WHAT YOU ARE ASKED TO DO → Filter the records below down to lines containing "text".

================================

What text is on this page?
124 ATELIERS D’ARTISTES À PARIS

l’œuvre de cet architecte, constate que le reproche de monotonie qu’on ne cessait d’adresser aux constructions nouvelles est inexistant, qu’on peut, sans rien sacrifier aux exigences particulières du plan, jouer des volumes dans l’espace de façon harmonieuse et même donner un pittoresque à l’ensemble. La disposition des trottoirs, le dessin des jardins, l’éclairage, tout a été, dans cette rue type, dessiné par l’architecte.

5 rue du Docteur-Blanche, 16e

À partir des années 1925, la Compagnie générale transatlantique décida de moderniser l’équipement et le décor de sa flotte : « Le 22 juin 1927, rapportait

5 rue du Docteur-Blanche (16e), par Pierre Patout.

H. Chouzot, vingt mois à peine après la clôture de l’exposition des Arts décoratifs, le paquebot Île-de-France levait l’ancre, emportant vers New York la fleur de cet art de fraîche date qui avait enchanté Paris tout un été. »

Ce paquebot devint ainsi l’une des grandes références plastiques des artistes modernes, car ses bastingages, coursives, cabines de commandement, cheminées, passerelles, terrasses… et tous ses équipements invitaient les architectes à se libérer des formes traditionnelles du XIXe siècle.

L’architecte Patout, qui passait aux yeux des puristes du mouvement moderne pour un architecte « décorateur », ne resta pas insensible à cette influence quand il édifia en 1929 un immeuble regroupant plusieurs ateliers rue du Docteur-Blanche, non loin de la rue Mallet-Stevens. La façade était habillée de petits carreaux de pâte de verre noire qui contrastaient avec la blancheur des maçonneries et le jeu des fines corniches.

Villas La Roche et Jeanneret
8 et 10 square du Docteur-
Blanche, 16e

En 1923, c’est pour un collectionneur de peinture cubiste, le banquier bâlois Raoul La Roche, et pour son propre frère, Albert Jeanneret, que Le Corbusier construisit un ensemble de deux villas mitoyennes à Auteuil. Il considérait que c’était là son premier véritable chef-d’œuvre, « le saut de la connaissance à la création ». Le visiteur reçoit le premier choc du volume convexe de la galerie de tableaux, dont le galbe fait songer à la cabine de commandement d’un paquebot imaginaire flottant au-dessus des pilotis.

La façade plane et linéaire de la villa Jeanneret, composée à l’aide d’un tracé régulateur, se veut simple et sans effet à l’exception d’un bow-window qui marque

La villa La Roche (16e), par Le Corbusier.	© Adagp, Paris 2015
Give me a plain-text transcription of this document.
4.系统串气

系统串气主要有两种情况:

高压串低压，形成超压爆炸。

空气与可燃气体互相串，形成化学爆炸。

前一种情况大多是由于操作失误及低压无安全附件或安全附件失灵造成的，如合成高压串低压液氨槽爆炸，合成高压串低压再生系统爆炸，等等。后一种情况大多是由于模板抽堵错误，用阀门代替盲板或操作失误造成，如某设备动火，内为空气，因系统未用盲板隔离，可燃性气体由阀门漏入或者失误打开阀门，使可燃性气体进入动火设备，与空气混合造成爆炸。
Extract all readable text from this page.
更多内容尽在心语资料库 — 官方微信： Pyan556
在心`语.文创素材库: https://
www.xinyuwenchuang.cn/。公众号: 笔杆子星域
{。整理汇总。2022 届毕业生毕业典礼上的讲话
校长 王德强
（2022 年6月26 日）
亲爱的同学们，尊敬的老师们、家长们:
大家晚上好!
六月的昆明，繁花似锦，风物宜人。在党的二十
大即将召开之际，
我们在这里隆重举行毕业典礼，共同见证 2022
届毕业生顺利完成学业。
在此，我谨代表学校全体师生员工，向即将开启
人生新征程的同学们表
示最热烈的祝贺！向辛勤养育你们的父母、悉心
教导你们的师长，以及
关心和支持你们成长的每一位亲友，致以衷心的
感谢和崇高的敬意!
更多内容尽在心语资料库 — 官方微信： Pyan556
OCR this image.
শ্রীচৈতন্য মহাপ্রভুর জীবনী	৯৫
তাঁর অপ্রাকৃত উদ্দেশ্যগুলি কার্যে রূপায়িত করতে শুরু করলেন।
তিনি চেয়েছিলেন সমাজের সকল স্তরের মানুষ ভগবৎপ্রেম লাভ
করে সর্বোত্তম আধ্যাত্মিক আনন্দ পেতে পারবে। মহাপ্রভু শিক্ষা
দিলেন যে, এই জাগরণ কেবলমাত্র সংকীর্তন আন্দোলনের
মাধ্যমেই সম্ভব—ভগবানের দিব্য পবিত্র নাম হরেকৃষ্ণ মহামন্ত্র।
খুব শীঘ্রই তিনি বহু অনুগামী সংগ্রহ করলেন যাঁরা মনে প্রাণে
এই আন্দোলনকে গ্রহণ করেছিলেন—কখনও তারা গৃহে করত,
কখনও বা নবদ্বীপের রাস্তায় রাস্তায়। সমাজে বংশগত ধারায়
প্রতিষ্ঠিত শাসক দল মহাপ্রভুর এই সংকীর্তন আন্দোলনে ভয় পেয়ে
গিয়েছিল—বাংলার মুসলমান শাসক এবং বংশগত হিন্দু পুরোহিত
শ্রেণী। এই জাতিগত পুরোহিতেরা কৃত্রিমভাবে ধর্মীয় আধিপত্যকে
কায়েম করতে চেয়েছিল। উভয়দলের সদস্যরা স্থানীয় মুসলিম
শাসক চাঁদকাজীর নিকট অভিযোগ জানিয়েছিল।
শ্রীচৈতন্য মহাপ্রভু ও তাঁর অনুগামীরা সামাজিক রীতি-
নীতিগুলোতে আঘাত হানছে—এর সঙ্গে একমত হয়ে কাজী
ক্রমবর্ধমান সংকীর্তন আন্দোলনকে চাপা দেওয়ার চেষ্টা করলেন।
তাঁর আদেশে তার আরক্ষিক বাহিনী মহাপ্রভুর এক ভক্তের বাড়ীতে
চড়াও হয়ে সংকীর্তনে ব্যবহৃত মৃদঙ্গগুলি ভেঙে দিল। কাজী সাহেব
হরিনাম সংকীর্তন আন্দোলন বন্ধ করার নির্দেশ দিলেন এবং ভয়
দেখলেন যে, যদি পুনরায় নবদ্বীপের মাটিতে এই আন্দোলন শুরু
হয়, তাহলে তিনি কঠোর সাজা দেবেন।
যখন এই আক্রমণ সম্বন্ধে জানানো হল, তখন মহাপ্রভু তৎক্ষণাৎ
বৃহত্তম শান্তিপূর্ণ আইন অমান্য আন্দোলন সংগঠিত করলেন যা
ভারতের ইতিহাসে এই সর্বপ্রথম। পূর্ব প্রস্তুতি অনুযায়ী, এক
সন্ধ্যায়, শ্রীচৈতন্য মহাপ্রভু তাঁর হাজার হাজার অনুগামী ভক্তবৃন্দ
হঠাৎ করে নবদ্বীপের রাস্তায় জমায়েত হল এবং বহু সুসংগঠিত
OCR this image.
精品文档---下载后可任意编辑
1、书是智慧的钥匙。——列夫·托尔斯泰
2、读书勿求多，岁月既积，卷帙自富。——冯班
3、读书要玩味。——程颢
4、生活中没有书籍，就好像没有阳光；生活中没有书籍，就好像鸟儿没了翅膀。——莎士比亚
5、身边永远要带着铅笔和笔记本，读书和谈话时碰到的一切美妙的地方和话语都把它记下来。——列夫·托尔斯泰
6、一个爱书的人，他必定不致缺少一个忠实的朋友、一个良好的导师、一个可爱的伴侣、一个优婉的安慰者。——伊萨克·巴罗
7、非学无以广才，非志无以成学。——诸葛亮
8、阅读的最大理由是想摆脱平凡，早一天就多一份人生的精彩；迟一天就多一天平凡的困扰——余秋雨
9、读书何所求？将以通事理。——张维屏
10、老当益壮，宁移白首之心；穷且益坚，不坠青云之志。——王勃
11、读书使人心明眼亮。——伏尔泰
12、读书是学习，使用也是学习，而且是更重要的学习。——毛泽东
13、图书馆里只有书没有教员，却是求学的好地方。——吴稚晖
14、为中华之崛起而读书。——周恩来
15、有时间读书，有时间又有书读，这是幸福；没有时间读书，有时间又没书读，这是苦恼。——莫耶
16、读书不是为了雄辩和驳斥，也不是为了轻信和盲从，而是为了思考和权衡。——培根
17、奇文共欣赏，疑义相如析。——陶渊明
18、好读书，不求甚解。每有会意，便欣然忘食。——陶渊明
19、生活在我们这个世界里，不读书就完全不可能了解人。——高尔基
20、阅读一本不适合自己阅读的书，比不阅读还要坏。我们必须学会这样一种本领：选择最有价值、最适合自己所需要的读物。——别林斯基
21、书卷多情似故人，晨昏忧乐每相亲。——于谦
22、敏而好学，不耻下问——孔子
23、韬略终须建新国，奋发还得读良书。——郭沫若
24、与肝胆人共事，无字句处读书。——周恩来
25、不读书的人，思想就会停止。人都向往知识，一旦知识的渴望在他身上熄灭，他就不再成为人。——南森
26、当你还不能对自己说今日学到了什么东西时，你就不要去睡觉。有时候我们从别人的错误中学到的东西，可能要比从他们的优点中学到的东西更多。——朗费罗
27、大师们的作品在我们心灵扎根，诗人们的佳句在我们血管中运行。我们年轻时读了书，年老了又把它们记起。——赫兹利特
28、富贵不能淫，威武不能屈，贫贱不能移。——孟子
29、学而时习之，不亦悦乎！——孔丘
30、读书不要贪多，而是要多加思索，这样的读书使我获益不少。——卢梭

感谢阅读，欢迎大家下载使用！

================================

WRITTEN REPLY →
What text is on this page?
Give me a plain-text transcription of this document.
Extract all readable text from this page.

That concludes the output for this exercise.